Do this :: Output the data below in full, byte for byte. Nothing may differ.

Exercise data ::
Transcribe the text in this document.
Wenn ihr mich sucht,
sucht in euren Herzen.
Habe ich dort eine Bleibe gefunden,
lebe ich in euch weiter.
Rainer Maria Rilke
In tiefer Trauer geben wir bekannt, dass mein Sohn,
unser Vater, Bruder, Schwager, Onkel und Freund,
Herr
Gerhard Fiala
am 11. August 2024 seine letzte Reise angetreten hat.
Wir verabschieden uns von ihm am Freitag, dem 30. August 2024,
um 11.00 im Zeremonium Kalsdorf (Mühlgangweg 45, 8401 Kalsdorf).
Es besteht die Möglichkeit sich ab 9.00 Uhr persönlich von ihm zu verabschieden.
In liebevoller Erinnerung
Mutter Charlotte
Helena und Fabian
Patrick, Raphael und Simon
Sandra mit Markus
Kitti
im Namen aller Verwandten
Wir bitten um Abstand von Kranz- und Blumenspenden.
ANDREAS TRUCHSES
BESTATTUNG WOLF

Task solution ::
Transcribe the text in this document.
Wenn ihr mich sucht,
sucht in euren Herzen.
Habe ich dort eine Bleibe gefunden,
lebe ich in euch weiter.
Rainer Maria Rilke
In tiefer Trauer geben wir bekannt, dass mein Sohn,
unser Vater, Bruder, Schwager, Onkel und Freund,
Herr
Gerhard Fiala
am 11. August 2024 seine letzte Reise angetreten hat.
Wir verabschieden uns von ihm am Freitag, dem 30. August 2024,
um 11.00 im Zeremonium Kalsdorf (Mühlgangweg 45, 8401 Kalsdorf).
Es besteht die Möglichkeit sich ab 9.00 Uhr persönlich von ihm zu verabschieden.
In liebevoller Erinnerung
Mutter Charlotte
Helena und Fabian
Patrick, Raphael und Simon
Sandra mit Markus
Kitti
im Namen aller Verwandten
Wir bitten um Abstand von Kranz- und Blumenspenden.
ANDREAS TRUCHSES
BESTATTUNG WOLF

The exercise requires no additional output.